### Dataset items
--- start ---

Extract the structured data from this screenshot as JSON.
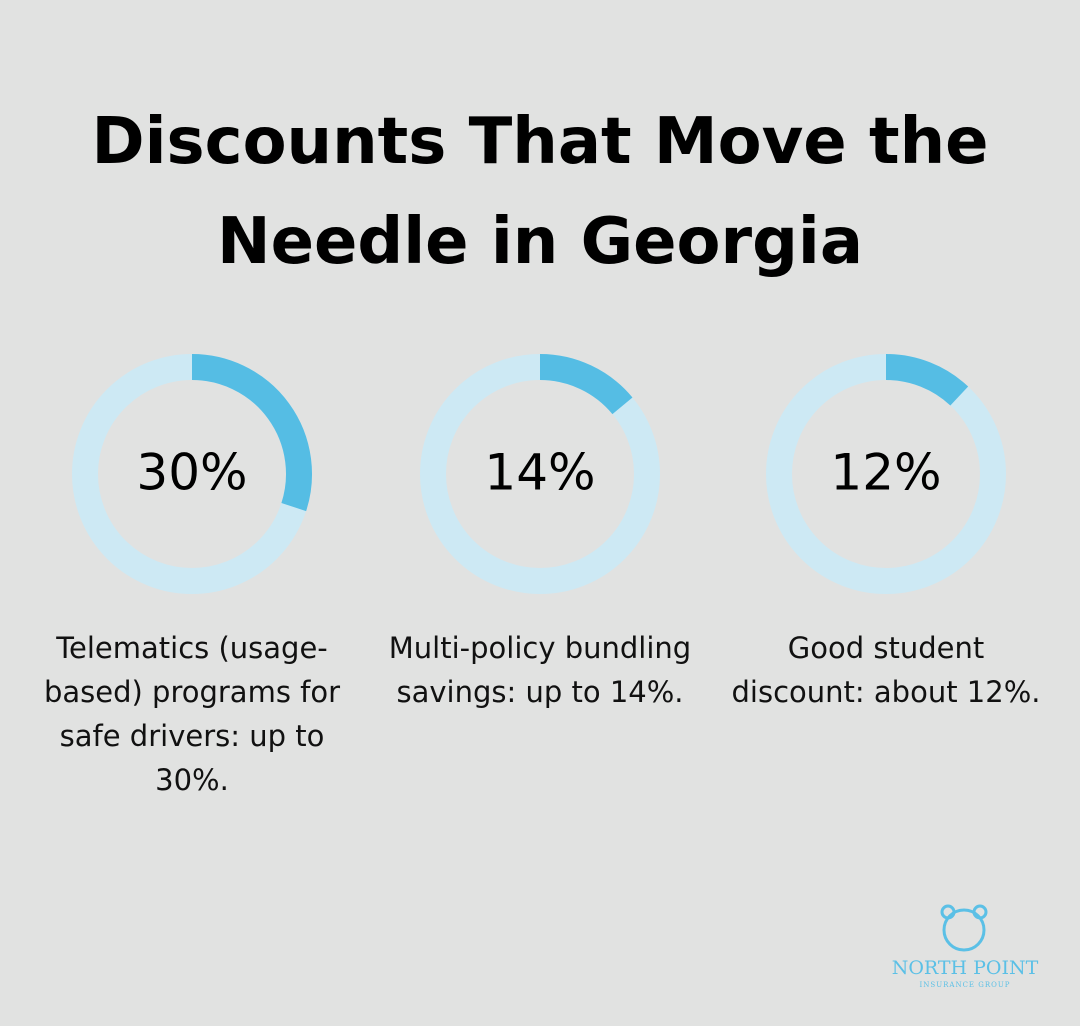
{
  "chart_data": {
    "type": "donut",
    "title": "Discounts That Move the Needle in Georgia",
    "categories": [
      "Telematics (usage-based) programs for safe drivers: up to 30%.",
      "Multi-policy bundling savings: up to 14%.",
      "Good student discount: about 12%."
    ],
    "values": [
      30,
      14,
      12
    ],
    "value_labels": [
      "30%",
      "14%",
      "12%"
    ],
    "color": "#55bde4",
    "track_color": "#cde9f4"
  },
  "logo": {
    "name": "NORTH POINT",
    "tagline": "INSURANCE GROUP"
  }
}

--- end ---

### What you need to do
Except for the pictures, print the data above exactly.

### Output
Extract the structured data from this screenshot as JSON.
{
  "chart_data": {
    "type": "donut",
    "title": "Discounts That Move the Needle in Georgia",
    "categories": [
      "Telematics (usage-based) programs for safe drivers: up to 30%.",
      "Multi-policy bundling savings: up to 14%.",
      "Good student discount: about 12%."
    ],
    "values": [
      30,
      14,
      12
    ],
    "value_labels": [
      "30%",
      "14%",
      "12%"
    ],
    "color": "#55bde4",
    "track_color": "#cde9f4"
  },
  "logo": {
    "name": "NORTH POINT",
    "tagline": "INSURANCE GROUP"
  }
}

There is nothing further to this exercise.